EXCERPT PROVIDED start

Subd. 5.Proceeding in Forma Pauperis.

A defendant who wishes to proceed in forma pauperis under this rule must follow this process:

(1) An indigent defendant wanting to appeal or to obtain postconviction relief must apply to the State Public Defender's office.

(2) The State Public Defender's office must promptly send the applicant a financial inquiry form, preliminary questionnaire form, and other forms as deemed appropriate.

(3) The applicant must completely fill out these forms, sign them, and have his or her signature notarized if indicated.

(4) The applicant must then return these completed documents to the State Public Defender's office for further processing.

(5) The State Public Defender's office must determine if the applicant is financially and otherwise eligible for representation. If the applicant qualifies, then the State Public Defender's office must provide representation in felony cases regarding a judicial review or an evaluation of the merits of a judicial review of the case, and may so represent the applicant in misdemeanor or gross misdemeanor cases.

Upon the administrative determination by the State Public Defender's office that it will represent an applicant for a judicial review or an evaluation of the merits of a judicial review of the case, the office is automatically appointed without order of the court. The State Public Defender's office must notify the applicant of its decision on representation and advise the applicant of any problem relative to the applicant's qualifications to obtain its services. Any applicant who contests a decision of the State Public Defender's office that the applicant does not qualify for representation may apply to the Minnesota Supreme Court for relief.

(6) If the court receives a request for transcripts necessary for judicial review or other efforts to have cases reviewed from a defendant who does not have counsel, the court must refer the request to the State Public Defender's office for processing as in paragraphs (2) through (5) above.

(7) The State Public Defender's office's obligation to order and pay for transcripts for indigent defendants represented by private counsel on appeal is limited to the types of appeals or proceedings for which the State Public Defender's office is required to provide representation. If the court receives a request for transcripts made by an indigent defendant represented by private counsel, the court must submit the request to the State Public Defender's office for processing as follows:

a. The State Public Defender's office must determine eligibility of the applicant as in paragraphs (2) through (5) above.

EXCERPT PROVIDED end
INFORMATION SUPPLIED start

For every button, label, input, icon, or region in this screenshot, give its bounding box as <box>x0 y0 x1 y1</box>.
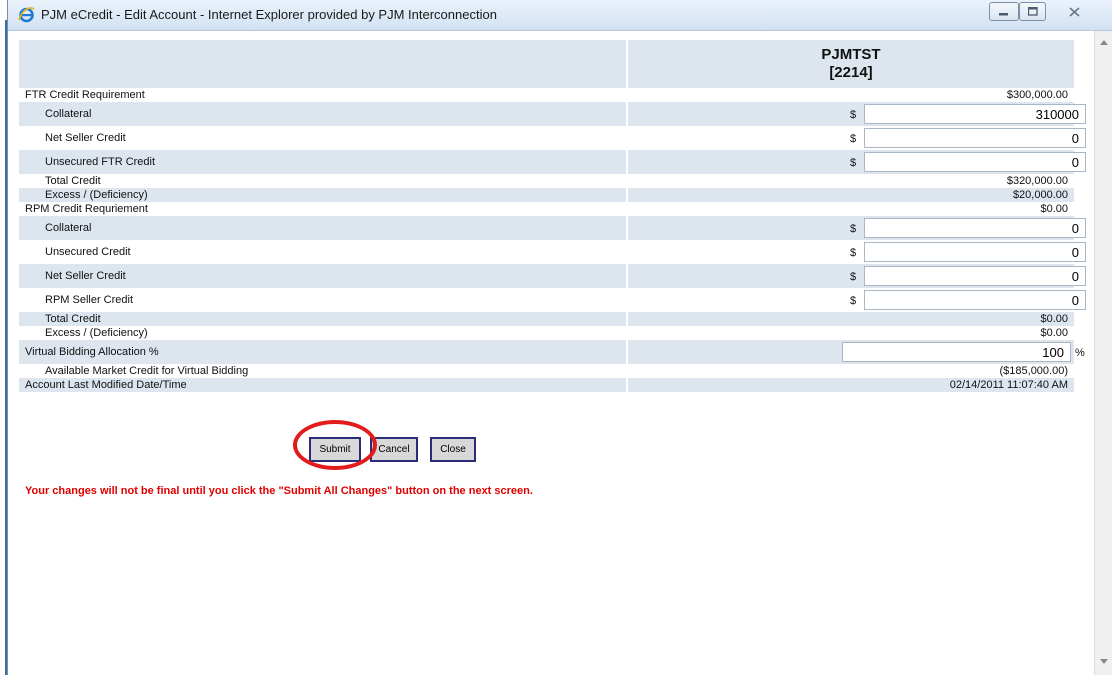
ftr-unsecured-row: Unsecured FTR Credit $ <box>19 150 1086 174</box>
ftr-net-seller-label: Net Seller Credit <box>19 126 628 150</box>
internet-explorer-icon <box>18 7 35 23</box>
ftr-excess-value: $20,000.00 <box>627 188 1074 202</box>
rpm-requirement-row: RPM Credit Requriement $0.00 <box>19 202 1074 216</box>
last-modified-row: Account Last Modified Date/Time 02/14/20… <box>19 378 1074 392</box>
ftr-collateral-input[interactable] <box>864 104 1086 124</box>
ftr-excess-label: Excess / (Deficiency) <box>19 188 628 202</box>
ftr-total-label: Total Credit <box>19 174 628 188</box>
maximize-button[interactable] <box>1019 2 1046 21</box>
rpm-net-seller-cell: $ <box>634 266 1086 286</box>
rpm-net-seller-input[interactable] <box>864 266 1086 286</box>
header-blank <box>19 40 627 88</box>
ftr-requirement-label: FTR Credit Requirement <box>19 88 628 102</box>
vertical-scrollbar[interactable] <box>1094 31 1112 675</box>
account-header: PJMTST [2214] <box>626 40 1074 88</box>
ftr-net-seller-input[interactable] <box>864 128 1086 148</box>
rpm-net-seller-row: Net Seller Credit $ <box>19 264 1086 288</box>
ftr-total-value: $320,000.00 <box>627 174 1074 188</box>
account-id: [2214] <box>829 64 873 81</box>
rpm-unsecured-cell: $ <box>634 242 1086 262</box>
ftr-collateral-row: Collateral $ <box>19 102 1086 126</box>
ftr-collateral-cell: $ <box>634 104 1086 124</box>
ftr-requirement-row: FTR Credit Requirement $300,000.00 <box>19 88 1074 102</box>
dollar-sign: $ <box>850 133 857 145</box>
ftr-collateral-label: Collateral <box>19 102 628 126</box>
ftr-unsecured-input[interactable] <box>864 152 1086 172</box>
title-bar: PJM eCredit - Edit Account - Internet Ex… <box>8 0 1112 31</box>
ftr-net-seller-cell: $ <box>634 128 1086 148</box>
rpm-total-row: Total Credit $0.00 <box>19 312 1074 326</box>
vb-allocation-label: Virtual Bidding Allocation % <box>19 340 628 364</box>
account-header-row: PJMTST [2214] <box>19 40 1074 88</box>
rpm-collateral-row: Collateral $ <box>19 216 1086 240</box>
maximize-icon <box>1027 7 1038 16</box>
account-form: PJMTST [2214] FTR Credit Requirement $30… <box>19 40 1086 392</box>
available-credit-row: Available Market Credit for Virtual Bidd… <box>19 364 1074 378</box>
scroll-up-arrow-icon[interactable] <box>1100 40 1108 45</box>
rpm-seller-input[interactable] <box>864 290 1086 310</box>
ftr-unsecured-cell: $ <box>634 152 1086 172</box>
warning-message: Your changes will not be final until you… <box>25 485 533 497</box>
rpm-requirement-label: RPM Credit Requriement <box>19 202 628 216</box>
dollar-sign: $ <box>850 295 857 307</box>
rpm-net-seller-label: Net Seller Credit <box>19 264 628 288</box>
rpm-excess-label: Excess / (Deficiency) <box>19 326 628 340</box>
rpm-unsecured-input[interactable] <box>864 242 1086 262</box>
dollar-sign: $ <box>850 157 857 169</box>
dollar-sign: $ <box>850 247 857 259</box>
ftr-unsecured-label: Unsecured FTR Credit <box>19 150 628 174</box>
close-icon <box>1068 6 1080 17</box>
rpm-excess-row: Excess / (Deficiency) $0.00 <box>19 326 1074 340</box>
rpm-unsecured-row: Unsecured Credit $ <box>19 240 1086 264</box>
ftr-net-seller-row: Net Seller Credit $ <box>19 126 1086 150</box>
close-window-button[interactable] <box>1054 2 1094 21</box>
rpm-seller-row: RPM Seller Credit $ <box>19 288 1086 312</box>
rpm-collateral-label: Collateral <box>19 216 628 240</box>
rpm-unsecured-label: Unsecured Credit <box>19 240 628 264</box>
last-modified-label: Account Last Modified Date/Time <box>19 378 628 392</box>
window-title: PJM eCredit - Edit Account - Internet Ex… <box>41 7 497 22</box>
available-credit-value: ($185,000.00) <box>627 364 1074 378</box>
dollar-sign: $ <box>850 223 857 235</box>
scroll-down-arrow-icon[interactable] <box>1100 659 1108 664</box>
rpm-excess-value: $0.00 <box>627 326 1074 340</box>
rpm-collateral-cell: $ <box>634 218 1086 238</box>
submit-button[interactable]: Submit <box>309 437 361 462</box>
rpm-requirement-value: $0.00 <box>627 202 1074 216</box>
ftr-excess-row: Excess / (Deficiency) $20,000.00 <box>19 188 1074 202</box>
rpm-seller-cell: $ <box>634 290 1086 310</box>
rpm-total-value: $0.00 <box>627 312 1074 326</box>
vb-allocation-row: Virtual Bidding Allocation % % <box>19 340 1085 364</box>
minimize-icon <box>999 12 1008 15</box>
rpm-seller-label: RPM Seller Credit <box>19 288 628 312</box>
dollar-sign: $ <box>850 109 857 121</box>
minimize-button[interactable] <box>989 2 1019 21</box>
cancel-button[interactable]: Cancel <box>370 437 418 462</box>
last-modified-value: 02/14/2011 11:07:40 AM <box>627 378 1074 392</box>
close-button[interactable]: Close <box>430 437 476 462</box>
dollar-sign: $ <box>850 271 857 283</box>
ftr-total-row: Total Credit $320,000.00 <box>19 174 1074 188</box>
percent-sign: % <box>1075 347 1085 359</box>
rpm-collateral-input[interactable] <box>864 218 1086 238</box>
ftr-requirement-value: $300,000.00 <box>627 88 1074 102</box>
available-credit-label: Available Market Credit for Virtual Bidd… <box>19 364 628 378</box>
account-name: PJMTST <box>821 46 881 63</box>
vb-allocation-cell: % <box>634 342 1085 362</box>
vb-allocation-input[interactable] <box>842 342 1071 362</box>
rpm-total-label: Total Credit <box>19 312 628 326</box>
account-credit-table: PJMTST [2214] FTR Credit Requirement $30… <box>19 40 1086 392</box>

INFORMATION SUPPLIED end

• **WHAT TO WORK ON**:
#1 Translate this sentence from the rule on proceeding in forma pauperis into Spanish: "The applicant must then return these completed documents to the State Public Defender's office for further processing."
#2 Please proceed with the rule on proceeding in forma pauperis, writing what comes after its final sentence.
The records have no connection to the rule on proceeding in forma pauperis.

• **THE ANSWERS**:
#1 Luego, el solicitante debe devolver estos documentos completados a la oficina del Defensor Público Estatal para su posterior tramitación.

#2
b. If the defendant qualifies, he or she may request the State Public Defender to order all parts of the trial transcript necessary for effective appellate review. The State Public Defender's office must order and pay for these transcripts.

c. If a dispute arises about the parts of the trial transcript necessary for effective appellate review, the defendant or the State Public Defender's office may make a motion for resolution of the matter to the appropriate court.

d. The State Public Defender's office must provide the transcript to the indigent defendant's attorney for use in the direct appeal. The attorney must sign a receipt for the transcript agreeing to return it to the State Public Defender's office after the appeal process.

(8) All court administrators must furnish the State Public Defender's office without charge copies of any documents relevant to the case.

(9) All fees - including appeal fees, hearing fees, or filing fees - ordinarily charged by the clerk of the appellate courts or court administrators are waived when the State Public Defender's office, or other public defender's office, represents the defendant. The court must also waive these fees on a sufficient showing by any other attorney that the defendant cannot pay them.

(10) The State Public Defender's office must be appointed to represent all eligible indigent defendants in all appeal or postconviction cases as provided above, regardless of the county where the prosecution occurred, unless the Supreme Court directs otherwise.

(11) In appeal cases and postconviction cases, the State of Minnesota must bear the cost of transcripts and other necessary expenses from funds available to the State Public Defender's office, if approved by that office, regardless of where the prosecution occurred.

(12) For defendants represented on appeal by the State Public Defender's office, Minn. R. Civ. App. P. 110.02 subd 2, concerning the transcript certificate, does not apply. In these cases, the State Public Defender's office on ordering the transcript must transmit a copy of the written request for transcript to the court administrator, the clerk of the appellate courts, and the prosecutor.

The court reporter must promptly acknowledge its receipt and indicate acceptance in writing, with copies to the court administrator, the clerk of the appellate courts, the State Public Defender's office, and the prosecutor. In so doing, the court reporter must state the estimated number of pages of the transcript and the estimated completion date. That date cannot exceed 60 days, but for guilty plea and sentencing transcripts, it cannot exceed 30 days. Upon delivery of the transcript, the reporter must file with the clerk of the appellate courts a certificate evidencing the date and manner of delivery.

(13) A defendant may proceed pro se on appeal only after the State Public Defender's office has first had the opportunity to file a brief on the defendant's behalf. When that office files and serves the brief, it must also provide a copy of the brief to the defendant. If the defendant then chooses to proceed pro se on appeal or to file a supplemental brief, the defendant must so notify the State Public Defender's office.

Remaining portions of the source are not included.